— BEGIN —

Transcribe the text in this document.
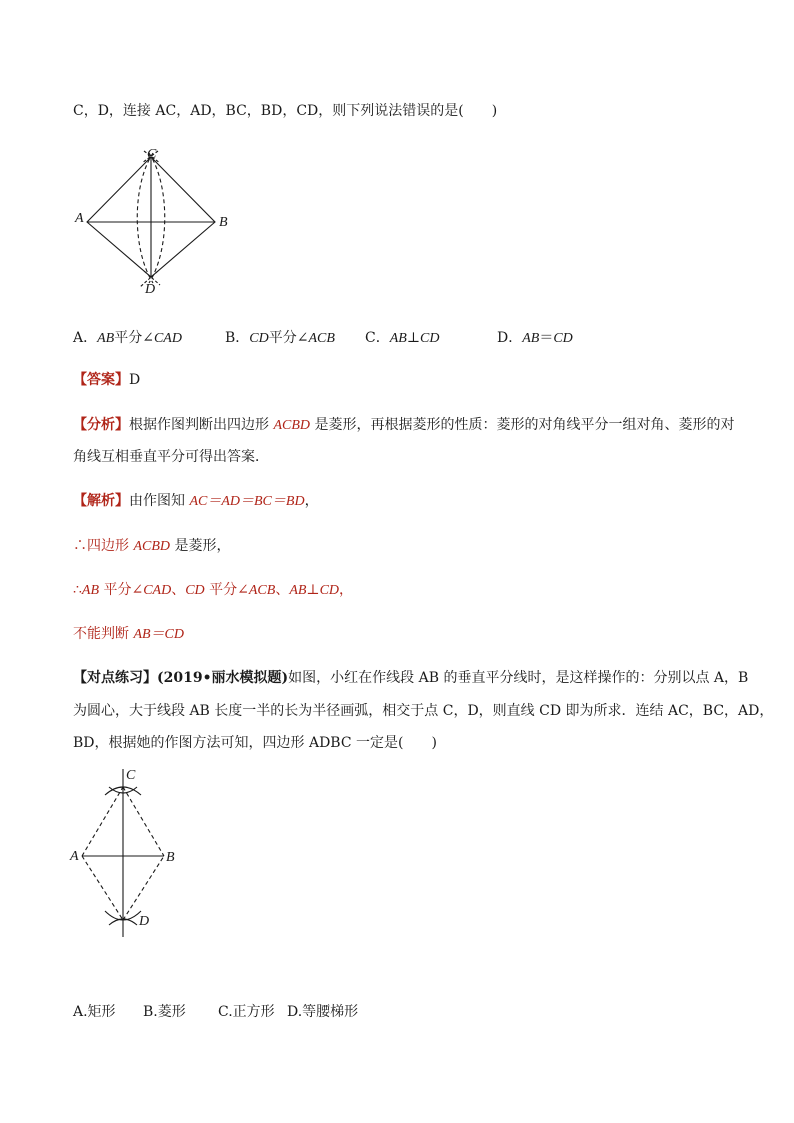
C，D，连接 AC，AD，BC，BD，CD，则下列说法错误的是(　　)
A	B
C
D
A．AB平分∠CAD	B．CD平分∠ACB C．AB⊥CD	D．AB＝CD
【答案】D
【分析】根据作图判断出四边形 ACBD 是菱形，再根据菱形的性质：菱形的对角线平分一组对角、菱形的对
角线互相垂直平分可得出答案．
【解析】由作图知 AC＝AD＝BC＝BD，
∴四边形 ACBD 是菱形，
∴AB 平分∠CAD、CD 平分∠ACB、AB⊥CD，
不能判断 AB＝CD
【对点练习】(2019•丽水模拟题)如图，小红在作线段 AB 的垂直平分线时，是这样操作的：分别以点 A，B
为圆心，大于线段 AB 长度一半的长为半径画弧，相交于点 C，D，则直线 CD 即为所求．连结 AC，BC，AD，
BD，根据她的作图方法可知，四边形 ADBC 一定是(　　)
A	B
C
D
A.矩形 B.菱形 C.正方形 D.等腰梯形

— END —
— BEGIN —

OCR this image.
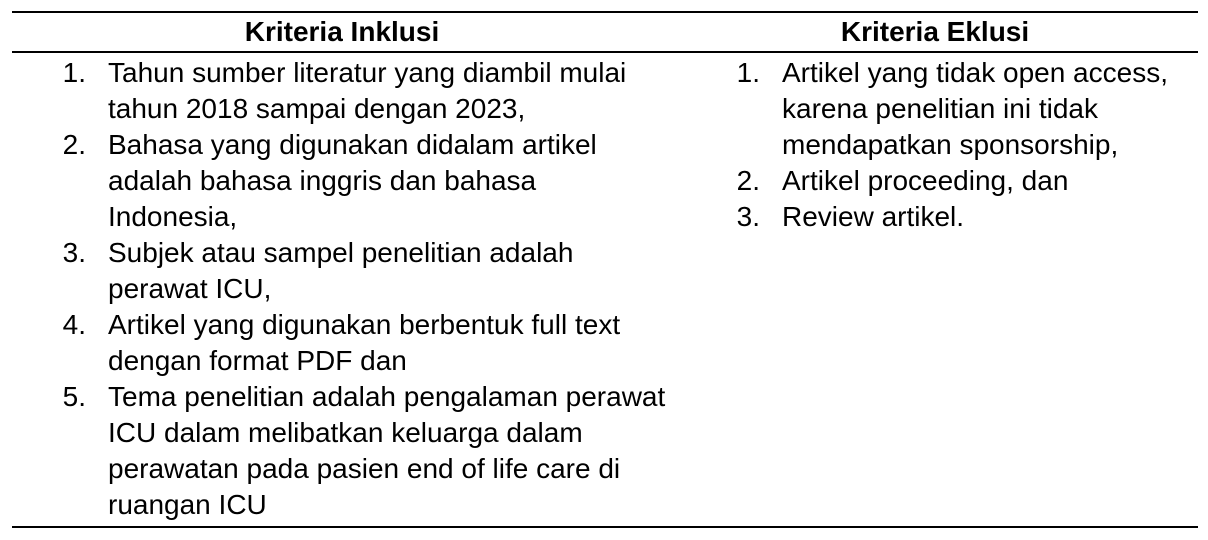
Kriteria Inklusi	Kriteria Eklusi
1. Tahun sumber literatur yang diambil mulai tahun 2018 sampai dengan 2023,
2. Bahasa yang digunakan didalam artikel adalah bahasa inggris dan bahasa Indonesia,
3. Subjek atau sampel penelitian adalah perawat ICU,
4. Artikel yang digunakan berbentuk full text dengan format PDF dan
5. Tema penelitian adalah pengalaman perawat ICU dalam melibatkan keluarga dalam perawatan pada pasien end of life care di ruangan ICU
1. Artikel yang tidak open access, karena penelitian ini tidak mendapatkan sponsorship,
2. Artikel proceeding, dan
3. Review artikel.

— END —

EXERCISE TASK:
Scan the material line by line and report each one that contains "yang".

WORKED SOLUTION:
1. Tahun sumber literatur yang diambil mulai tahun 2018 sampai dengan 2023,
2. Bahasa yang digunakan didalam artikel adalah bahasa inggris dan bahasa Indonesia,
4. Artikel yang digunakan berbentuk full text dengan format PDF dan
1. Artikel yang tidak open access, karena penelitian ini tidak mendapatkan sponsorship,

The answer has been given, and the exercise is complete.